:: Task directions ::
Quote verbatim the lines of the listing below, from the line containing "Patent image size: (829, 841)." up to and including the line containing "The nonmagnetic portion 26a is at (272, 558).".
[Start of Records provided]
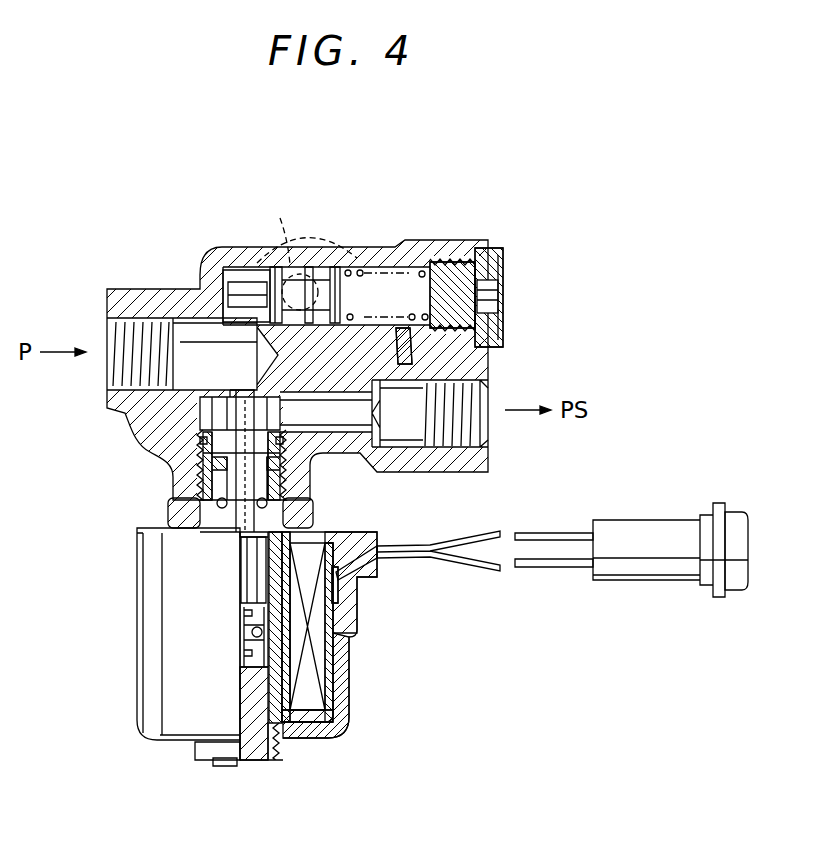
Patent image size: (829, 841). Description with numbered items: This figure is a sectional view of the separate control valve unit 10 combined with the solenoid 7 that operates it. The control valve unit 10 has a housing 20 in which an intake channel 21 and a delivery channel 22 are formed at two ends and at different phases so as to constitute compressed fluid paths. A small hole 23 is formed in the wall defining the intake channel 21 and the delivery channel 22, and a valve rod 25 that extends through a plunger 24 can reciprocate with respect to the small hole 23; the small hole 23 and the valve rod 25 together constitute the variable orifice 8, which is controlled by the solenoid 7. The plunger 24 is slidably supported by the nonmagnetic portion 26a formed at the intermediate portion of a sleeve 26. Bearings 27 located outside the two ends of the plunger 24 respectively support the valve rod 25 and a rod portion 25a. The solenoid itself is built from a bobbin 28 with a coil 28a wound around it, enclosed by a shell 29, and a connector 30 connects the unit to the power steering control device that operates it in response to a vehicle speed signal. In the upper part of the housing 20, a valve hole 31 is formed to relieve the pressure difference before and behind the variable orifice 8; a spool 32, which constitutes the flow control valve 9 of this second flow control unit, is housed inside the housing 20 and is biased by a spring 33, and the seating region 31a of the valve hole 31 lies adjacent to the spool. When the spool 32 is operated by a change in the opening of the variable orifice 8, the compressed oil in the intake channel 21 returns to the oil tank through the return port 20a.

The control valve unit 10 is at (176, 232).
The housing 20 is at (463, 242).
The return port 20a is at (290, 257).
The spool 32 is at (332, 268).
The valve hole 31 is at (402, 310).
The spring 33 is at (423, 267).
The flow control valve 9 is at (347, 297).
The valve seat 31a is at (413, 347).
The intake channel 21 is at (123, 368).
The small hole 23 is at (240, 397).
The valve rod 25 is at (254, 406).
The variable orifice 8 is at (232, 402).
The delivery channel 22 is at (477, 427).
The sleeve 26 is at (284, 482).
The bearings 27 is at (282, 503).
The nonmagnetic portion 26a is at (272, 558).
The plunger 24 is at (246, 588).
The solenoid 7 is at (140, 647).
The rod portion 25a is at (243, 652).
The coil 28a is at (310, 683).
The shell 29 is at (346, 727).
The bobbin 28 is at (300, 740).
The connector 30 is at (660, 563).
[End of Records provided]
[Start of Records provided]
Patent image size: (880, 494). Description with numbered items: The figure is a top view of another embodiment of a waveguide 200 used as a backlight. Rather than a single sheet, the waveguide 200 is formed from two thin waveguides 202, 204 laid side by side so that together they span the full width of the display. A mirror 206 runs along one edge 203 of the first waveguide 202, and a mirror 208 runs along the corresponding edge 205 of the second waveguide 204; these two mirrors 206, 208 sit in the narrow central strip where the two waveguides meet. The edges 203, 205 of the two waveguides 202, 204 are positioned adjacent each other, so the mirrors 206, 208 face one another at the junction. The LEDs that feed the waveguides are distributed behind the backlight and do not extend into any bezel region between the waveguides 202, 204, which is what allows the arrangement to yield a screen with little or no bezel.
[End of Records provided]
:: Exercise response ::
Patent image size: (829, 841). Description with numbered items: This figure is a sectional view of the separate control valve unit 10 combined with the solenoid 7 that operates it. The control valve unit 10 has a housing 20 in which an intake channel 21 and a delivery channel 22 are formed at two ends and at different phases so as to constitute compressed fluid paths. A small hole 23 is formed in the wall defining the intake channel 21 and the delivery channel 22, and a valve rod 25 that extends through a plunger 24 can reciprocate with respect to the small hole 23; the small hole 23 and the valve rod 25 together constitute the variable orifice 8, which is controlled by the solenoid 7. The plunger 24 is slidably supported by the nonmagnetic portion 26a formed at the intermediate portion of a sleeve 26. Bearings 27 located outside the two ends of the plunger 24 respectively support the valve rod 25 and a rod portion 25a. The solenoid itself is built from a bobbin 28 with a coil 28a wound around it, enclosed by a shell 29, and a connector 30 connects the unit to the power steering control device that operates it in response to a vehicle speed signal. In the upper part of the housing 20, a valve hole 31 is formed to relieve the pressure difference before and behind the variable orifice 8; a spool 32, which constitutes the flow control valve 9 of this second flow control unit, is housed inside the housing 20 and is biased by a spring 33, and the seating region 31a of the valve hole 31 lies adjacent to the spool. When the spool 32 is operated by a change in the opening of the variable orifice 8, the compressed oil in the intake channel 21 returns to the oil tank through the return port 20a.

The control valve unit 10 is at (176, 232).
The housing 20 is at (463, 242).
The return port 20a is at (290, 257).
The spool 32 is at (332, 268).
The valve hole 31 is at (402, 310).
The spring 33 is at (423, 267).
The flow control valve 9 is at (347, 297).
The valve seat 31a is at (413, 347).
The intake channel 21 is at (123, 368).
The small hole 23 is at (240, 397).
The valve rod 25 is at (254, 406).
The variable orifice 8 is at (232, 402).
The delivery channel 22 is at (477, 427).
The sleeve 26 is at (284, 482).
The bearings 27 is at (282, 503).
The nonmagnetic portion 26a is at (272, 558).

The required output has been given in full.